[SOURCE TEXT]
————

- Directed by: Edward Sloman
- Screenplay by: Charles Behan
- Based on: Murder by the Clock by Rufus King and Dangerously Yours by Charles Behan
- Starring: William Boyd; Lilyan Tashman; Irving Pichel; Regis Toomey;
- Cinematography: Karl Struss
- Production company: Paramount Publix Corp.
- Distributed by: Paramount Publix Corp.
- Release dates: July 13, 1931 (Paramount Theatre, New York); August 8, 1931 (United States);
- Country: United States
- Language: English

= Murder by the Clock =

1931 film

Murder by the Clock is a 1931 American pre-Code murder mystery film starring William "Stage" Boyd and Lilyan Tashman. The film is based on the novel of the same name by Rufus King and the play Dangerously Yours by Charles Beahan.

==Plot==
When a wealthy woman dies, she is buried with a loud horn in her crypt due to her fear of premature burial. Before her will can be read, her heirs start to die mysteriously.

==Cast==
- William "Stage" Boyd as Lt. Valcour
- Lilyan Tashman as Laura Endicott
- Irving Pichel as Philip Endicott
- Regis Toomey as Officer Cassidy
- Sally O'Neil as Jane
- Blanche Friderici as Julia Endicott
- Walter McGrail as Herbert Endicott
- Lester Vail as Thomas Hollander
- Martha Mattox as Miss Roberts
- Frank Sheridan as Chief of Police
- Guy Oliver as Watchman

==Production==
In April 1931 during a sales convention in New Jersey, Paramount's vice-president Sidney R. Kent announced that that the studio would produce 65 to 70 feature films for their 1931-1932 program, including Murder by the Clock. The film was adapted by Barlett Cormack from both the novel Murder by the Clock by Rufus King which was published serially in Redbook magazine as "Double Murder" between January and May 1929 and Charles Behan's play Dangerously Yours (1929).

————

[INFORMATION SHOWN]

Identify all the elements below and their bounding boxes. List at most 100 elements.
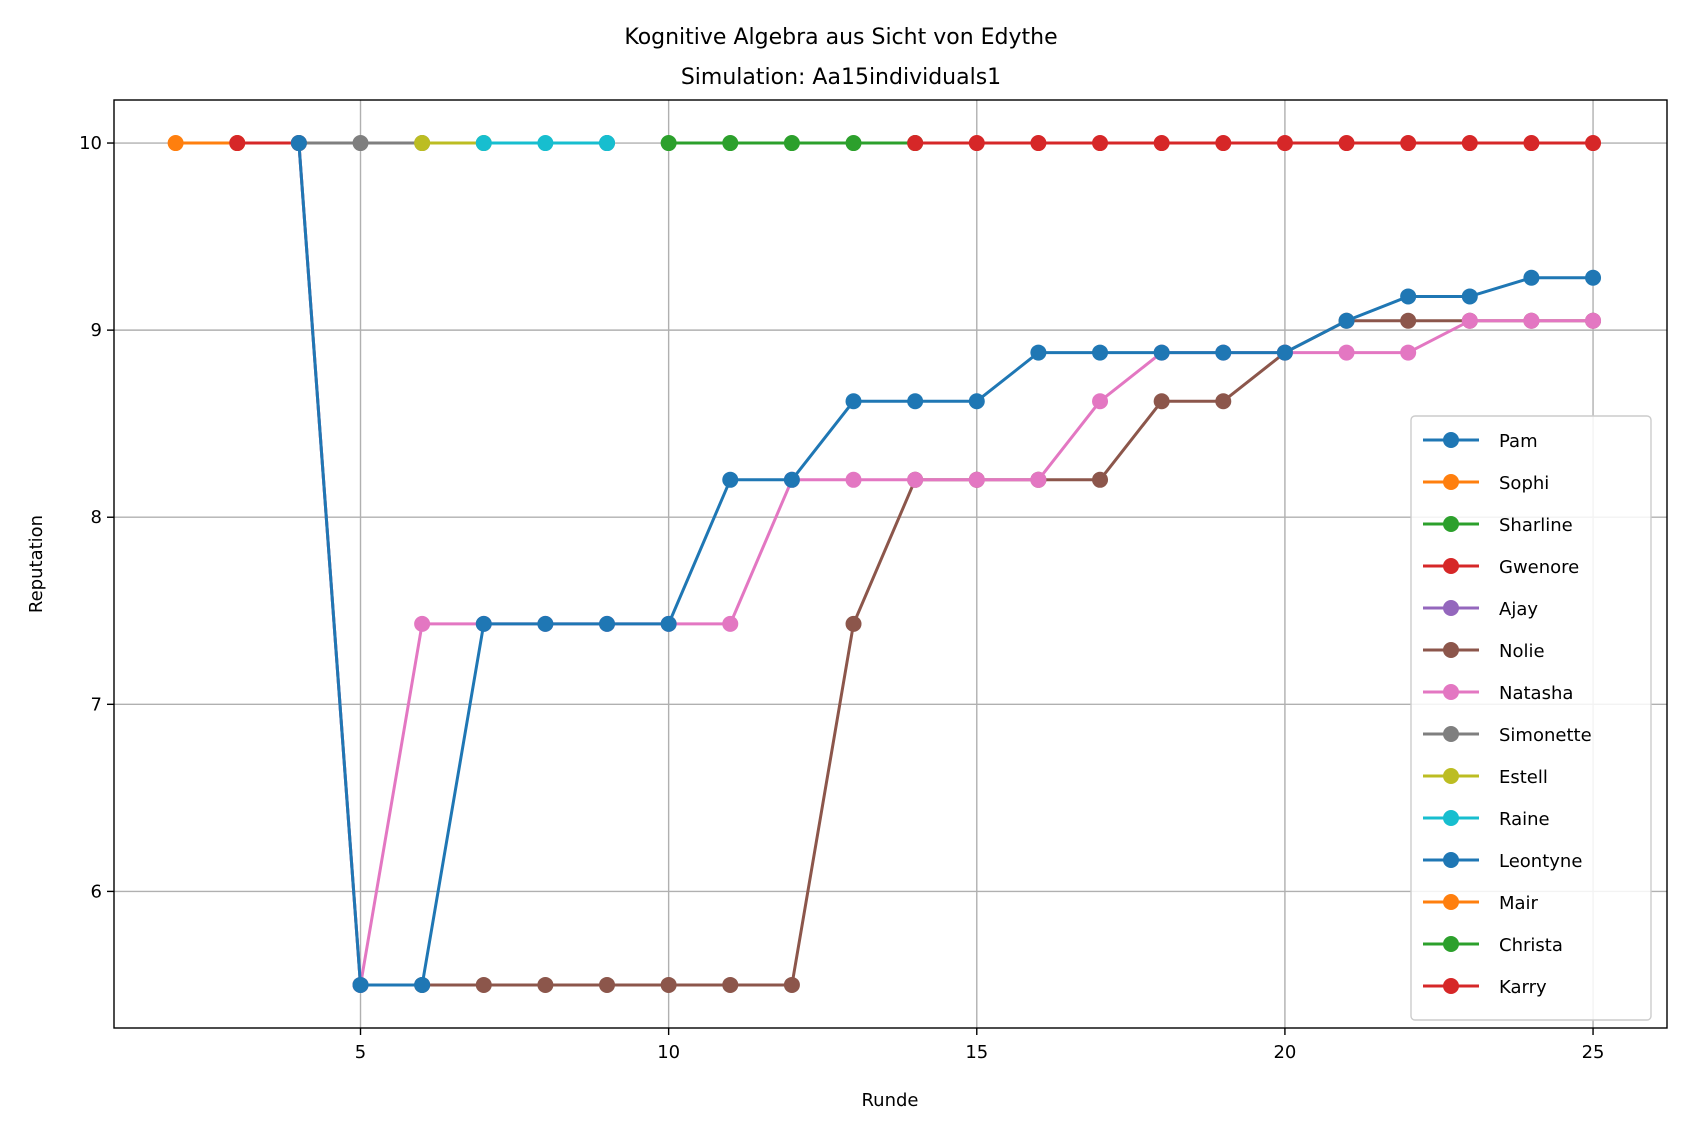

————

[WHAT THIS EXERCISE ASKS]
[1] In the Murder by the Clock article, what title did Redbook use when it serialized Rufus King's novel?
[2] Using the Murder by the Clock article, explain why the wealthy woman is buried with a loud horn in her crypt.
[3] Extend the Murder by the Clock article past its last sentence.
The lines that come after the Murder by the Clock article are separate material.

[ANSWERS FOR THE EXERCISE]
[1] "Double Murder."

[2] She feared premature burial, so a loud horn was placed in her crypt.

[3]
==Release==
Paramount previewed Murder by the Block in Santa, Monica, California on July 1, 1931. A Critic from Motion Picture Daily reported that this early screening had the audience laughing at sequences that were meant to be serious and summarized the audience's reaction as "very mild."

Murder by the Clock was publicly shown first on July 17, 1931, at New York's Paramount Theatre. The film was released nationally by August 8, 1931. The film was banned by the British Board of Film Censors after a few performances at London's Plaza.

== Reception ==
From contemporary reviews, Hollywood Spectator generally praised the film as having "everything that should go into a good murder story [...] the result is a mystery picture above the average." A reviewer in Variety described the film as "a chiller, thriller and mystifier that will totally please audiences in whom rests appeal for this sort of things. No matter by whom played or cast."

The Variety review found that the cast was generally "amateurish" while both the trade paper and Film Daily praising Irving Pichel's role in the film, with the latter described as being "strikingly portrayed" and Variety proclaiming he "acts rings around everyone." New York Daily News commented that Edward Sloman did good work in direction while Variety described it as "sloppy".

From retrospective reviews, William K. Everson of Classics of the Horror Film (1974) described the film drew from the atmosphere of the then just-beginning cycle of horror films to "beef up the generally prosaic and talkative quality of mystery films." Everson complimented the plot and characters as "colorful", specifically highlighting stating that Lilyan Tashman "prevents it from being taken too seriously, but on the other hand, without her tongue-incheek villainy, it would all be a good deal less diverting"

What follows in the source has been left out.